— Start of Dataset excerpts —
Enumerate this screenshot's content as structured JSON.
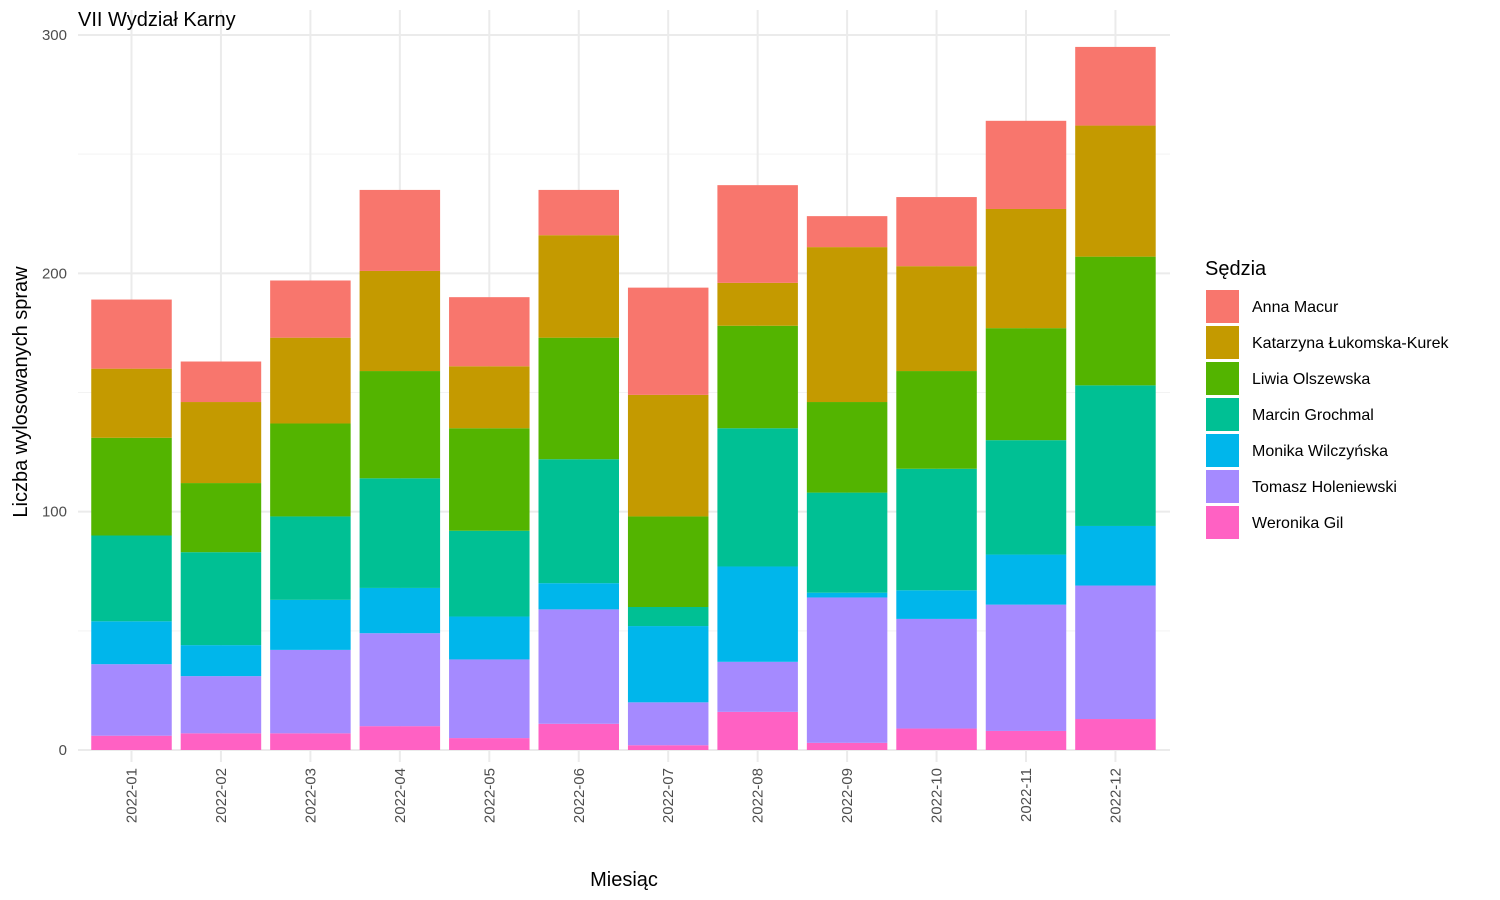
{
  "chart_data": {
    "type": "bar",
    "stacked": true,
    "title": "VII Wydział Karny",
    "xlabel": "Miesiąc",
    "ylabel": "Liczba wylosowanych spraw",
    "ylim": [
      0,
      300
    ],
    "yticks": [
      0,
      100,
      200,
      300
    ],
    "grid": true,
    "legend": {
      "title": "Sędzia",
      "position": "right"
    },
    "categories": [
      "2022-01",
      "2022-02",
      "2022-03",
      "2022-04",
      "2022-05",
      "2022-06",
      "2022-07",
      "2022-08",
      "2022-09",
      "2022-10",
      "2022-11",
      "2022-12"
    ],
    "series": [
      {
        "name": "Weronika Gil",
        "color": "#FF61C3",
        "values": [
          6,
          7,
          7,
          10,
          5,
          11,
          2,
          16,
          3,
          9,
          8,
          13
        ]
      },
      {
        "name": "Tomasz Holeniewski",
        "color": "#A58AFF",
        "values": [
          30,
          24,
          35,
          39,
          33,
          48,
          18,
          21,
          61,
          46,
          53,
          56
        ]
      },
      {
        "name": "Monika Wilczyńska",
        "color": "#00B6EB",
        "values": [
          18,
          13,
          21,
          19,
          18,
          11,
          32,
          40,
          2,
          12,
          21,
          25
        ]
      },
      {
        "name": "Marcin Grochmal",
        "color": "#00C094",
        "values": [
          36,
          39,
          35,
          46,
          36,
          52,
          8,
          58,
          42,
          51,
          48,
          59
        ]
      },
      {
        "name": "Liwia Olszewska",
        "color": "#53B400",
        "values": [
          41,
          29,
          39,
          45,
          43,
          51,
          38,
          43,
          38,
          41,
          47,
          54
        ]
      },
      {
        "name": "Katarzyna Łukomska-Kurek",
        "color": "#C49A00",
        "values": [
          29,
          34,
          36,
          42,
          26,
          43,
          51,
          18,
          65,
          44,
          50,
          55
        ]
      },
      {
        "name": "Anna Macur",
        "color": "#F8766D",
        "values": [
          29,
          17,
          24,
          34,
          29,
          19,
          45,
          41,
          13,
          29,
          37,
          33
        ]
      }
    ],
    "legend_order": [
      "Anna Macur",
      "Katarzyna Łukomska-Kurek",
      "Liwia Olszewska",
      "Marcin Grochmal",
      "Monika Wilczyńska",
      "Tomasz Holeniewski",
      "Weronika Gil"
    ]
  }
}
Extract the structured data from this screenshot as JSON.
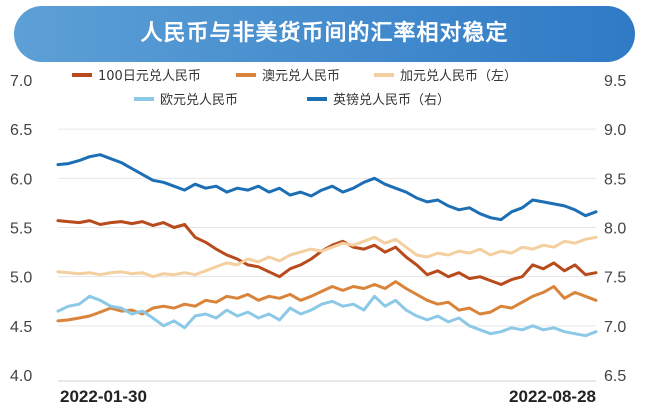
{
  "title": "人民币与非美货币间的汇率相对稳定",
  "chart_data": {
    "type": "line",
    "title": "人民币与非美货币间的汇率相对稳定",
    "xlabel": "",
    "ylabel": "",
    "x_tick_labels": [
      "2022-01-30",
      "2022-08-28"
    ],
    "y_left": {
      "ylim": [
        4.0,
        7.0
      ],
      "ticks": [
        "7.0",
        "6.5",
        "6.0",
        "5.5",
        "5.0",
        "4.5",
        "4.0"
      ]
    },
    "y_right": {
      "ylim": [
        6.5,
        9.5
      ],
      "ticks": [
        "9.5",
        "9.0",
        "8.5",
        "8.0",
        "7.5",
        "7.0",
        "6.5"
      ]
    },
    "grid": true,
    "legend_position": "top",
    "series": [
      {
        "name": "100日元兑人民币",
        "axis": "left",
        "color": "#b84a1c",
        "values": [
          5.57,
          5.56,
          5.55,
          5.57,
          5.53,
          5.55,
          5.56,
          5.54,
          5.56,
          5.52,
          5.55,
          5.5,
          5.53,
          5.4,
          5.35,
          5.28,
          5.22,
          5.18,
          5.12,
          5.1,
          5.05,
          5.0,
          5.08,
          5.12,
          5.18,
          5.26,
          5.32,
          5.36,
          5.3,
          5.28,
          5.32,
          5.25,
          5.3,
          5.2,
          5.12,
          5.02,
          5.06,
          5.0,
          5.04,
          4.98,
          5.0,
          4.96,
          4.92,
          4.97,
          5.0,
          5.12,
          5.08,
          5.14,
          5.06,
          5.12,
          5.02,
          5.04
        ]
      },
      {
        "name": "澳元兑人民币",
        "axis": "left",
        "color": "#d9843a",
        "values": [
          4.55,
          4.56,
          4.58,
          4.6,
          4.64,
          4.68,
          4.65,
          4.66,
          4.62,
          4.68,
          4.7,
          4.68,
          4.72,
          4.7,
          4.76,
          4.74,
          4.8,
          4.78,
          4.82,
          4.76,
          4.8,
          4.78,
          4.82,
          4.76,
          4.8,
          4.85,
          4.9,
          4.86,
          4.9,
          4.88,
          4.92,
          4.88,
          4.95,
          4.88,
          4.82,
          4.76,
          4.72,
          4.74,
          4.66,
          4.68,
          4.62,
          4.64,
          4.7,
          4.68,
          4.74,
          4.8,
          4.84,
          4.9,
          4.78,
          4.84,
          4.8,
          4.76
        ]
      },
      {
        "name": "加元兑人民币（左）",
        "axis": "left",
        "color": "#f4cfa0",
        "values": [
          5.05,
          5.04,
          5.03,
          5.04,
          5.02,
          5.04,
          5.05,
          5.03,
          5.04,
          5.0,
          5.03,
          5.02,
          5.04,
          5.02,
          5.06,
          5.1,
          5.14,
          5.12,
          5.18,
          5.15,
          5.2,
          5.16,
          5.22,
          5.25,
          5.28,
          5.26,
          5.3,
          5.34,
          5.32,
          5.36,
          5.4,
          5.34,
          5.38,
          5.3,
          5.22,
          5.2,
          5.24,
          5.22,
          5.26,
          5.24,
          5.28,
          5.22,
          5.26,
          5.24,
          5.3,
          5.28,
          5.32,
          5.3,
          5.36,
          5.34,
          5.38,
          5.4
        ]
      },
      {
        "name": "欧元兑人民币",
        "axis": "left",
        "color": "#8cc9e6",
        "values": [
          4.65,
          4.7,
          4.72,
          4.8,
          4.76,
          4.7,
          4.68,
          4.62,
          4.65,
          4.58,
          4.5,
          4.55,
          4.48,
          4.6,
          4.62,
          4.58,
          4.66,
          4.6,
          4.64,
          4.58,
          4.62,
          4.56,
          4.68,
          4.62,
          4.66,
          4.72,
          4.75,
          4.7,
          4.72,
          4.66,
          4.8,
          4.7,
          4.76,
          4.66,
          4.6,
          4.56,
          4.6,
          4.54,
          4.58,
          4.5,
          4.46,
          4.42,
          4.44,
          4.48,
          4.46,
          4.5,
          4.46,
          4.48,
          4.44,
          4.42,
          4.4,
          4.44
        ]
      },
      {
        "name": "英镑兑人民币（右）",
        "axis": "right",
        "color": "#1c6eb5",
        "values": [
          8.64,
          8.65,
          8.68,
          8.72,
          8.74,
          8.7,
          8.66,
          8.6,
          8.54,
          8.48,
          8.46,
          8.42,
          8.38,
          8.44,
          8.4,
          8.42,
          8.36,
          8.4,
          8.38,
          8.42,
          8.36,
          8.4,
          8.33,
          8.36,
          8.32,
          8.38,
          8.42,
          8.36,
          8.4,
          8.46,
          8.5,
          8.44,
          8.4,
          8.36,
          8.3,
          8.26,
          8.28,
          8.22,
          8.18,
          8.2,
          8.14,
          8.1,
          8.08,
          8.16,
          8.2,
          8.28,
          8.26,
          8.24,
          8.22,
          8.18,
          8.12,
          8.16
        ]
      }
    ]
  }
}
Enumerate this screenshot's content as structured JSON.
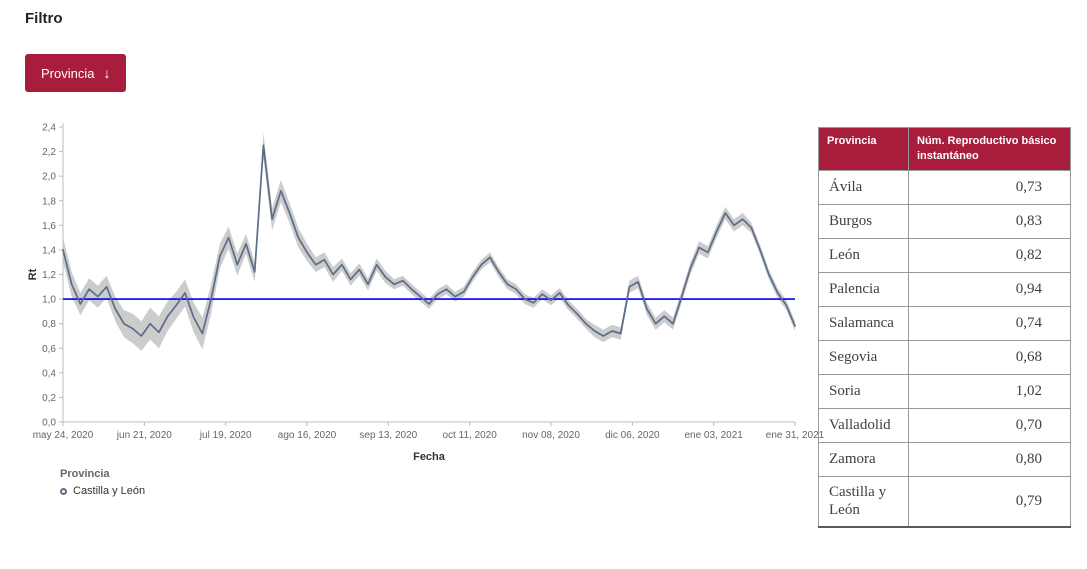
{
  "page": {
    "title": "Filtro"
  },
  "filter": {
    "button_label": "Provincia",
    "arrow": "↓"
  },
  "colors": {
    "accent": "#a71d3b",
    "line": "#5b6d88",
    "band": "#c3c3c3",
    "ref_line": "#0000ff"
  },
  "chart_data": {
    "type": "line",
    "title": "",
    "xlabel": "Fecha",
    "ylabel": "Rt",
    "ylim": [
      0,
      2.4
    ],
    "ytick_step": 0.2,
    "y_tick_labels": [
      "0,0",
      "0,2",
      "0,4",
      "0,6",
      "0,8",
      "1,0",
      "1,2",
      "1,4",
      "1,6",
      "1,8",
      "2,0",
      "2,2",
      "2,4"
    ],
    "x_tick_labels": [
      "may 24, 2020",
      "jun 21, 2020",
      "jul 19, 2020",
      "ago 16, 2020",
      "sep 13, 2020",
      "oct 11, 2020",
      "nov 08, 2020",
      "dic 06, 2020",
      "ene 03, 2021",
      "ene 31, 2021"
    ],
    "x_total_days": 252,
    "tick_interval_days": 28,
    "x_step_days": 3,
    "reference_line": {
      "y": 1.0
    },
    "legend": {
      "title": "Provincia",
      "items": [
        "Castilla y León"
      ]
    },
    "series": [
      {
        "name": "Castilla y León",
        "values": [
          1.4,
          1.12,
          0.96,
          1.08,
          1.02,
          1.1,
          0.92,
          0.8,
          0.76,
          0.7,
          0.8,
          0.73,
          0.86,
          0.95,
          1.05,
          0.85,
          0.72,
          1.0,
          1.35,
          1.5,
          1.28,
          1.45,
          1.22,
          2.25,
          1.65,
          1.88,
          1.7,
          1.5,
          1.38,
          1.28,
          1.32,
          1.2,
          1.28,
          1.16,
          1.24,
          1.12,
          1.28,
          1.18,
          1.12,
          1.15,
          1.08,
          1.02,
          0.96,
          1.04,
          1.08,
          1.02,
          1.06,
          1.18,
          1.28,
          1.34,
          1.22,
          1.12,
          1.08,
          1.0,
          0.97,
          1.04,
          0.99,
          1.05,
          0.95,
          0.88,
          0.8,
          0.74,
          0.7,
          0.74,
          0.72,
          1.1,
          1.14,
          0.92,
          0.8,
          0.86,
          0.8,
          1.02,
          1.25,
          1.42,
          1.38,
          1.55,
          1.7,
          1.6,
          1.65,
          1.58,
          1.4,
          1.2,
          1.05,
          0.95,
          0.78
        ],
        "band_halfwidth": [
          0.1,
          0.1,
          0.09,
          0.09,
          0.09,
          0.09,
          0.1,
          0.11,
          0.12,
          0.12,
          0.13,
          0.13,
          0.12,
          0.11,
          0.11,
          0.12,
          0.13,
          0.12,
          0.1,
          0.09,
          0.09,
          0.08,
          0.08,
          0.1,
          0.09,
          0.09,
          0.08,
          0.08,
          0.07,
          0.06,
          0.06,
          0.06,
          0.05,
          0.05,
          0.05,
          0.05,
          0.05,
          0.05,
          0.04,
          0.04,
          0.04,
          0.04,
          0.04,
          0.04,
          0.04,
          0.04,
          0.04,
          0.04,
          0.04,
          0.04,
          0.04,
          0.04,
          0.04,
          0.04,
          0.04,
          0.04,
          0.04,
          0.04,
          0.04,
          0.04,
          0.04,
          0.05,
          0.05,
          0.05,
          0.05,
          0.05,
          0.05,
          0.05,
          0.05,
          0.05,
          0.05,
          0.05,
          0.05,
          0.05,
          0.05,
          0.05,
          0.05,
          0.05,
          0.05,
          0.04,
          0.04,
          0.04,
          0.04,
          0.04,
          0.04
        ]
      }
    ]
  },
  "table": {
    "columns": [
      "Provincia",
      "Núm. Reproductivo básico instantáneo"
    ],
    "rows": [
      {
        "provincia": "Ávila",
        "valor": "0,73"
      },
      {
        "provincia": "Burgos",
        "valor": "0,83"
      },
      {
        "provincia": "León",
        "valor": "0,82"
      },
      {
        "provincia": "Palencia",
        "valor": "0,94"
      },
      {
        "provincia": "Salamanca",
        "valor": "0,74"
      },
      {
        "provincia": "Segovia",
        "valor": "0,68"
      },
      {
        "provincia": "Soria",
        "valor": "1,02"
      },
      {
        "provincia": "Valladolid",
        "valor": "0,70"
      },
      {
        "provincia": "Zamora",
        "valor": "0,80"
      },
      {
        "provincia": "Castilla y León",
        "valor": "0,79"
      }
    ]
  }
}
— End of Dataset excerpts —
> Aim of the task
Pull out all lines of the data with the string "Liwia".

> Correct answer
        "name": "Liwia Olszewska",
      "Liwia Olszewska",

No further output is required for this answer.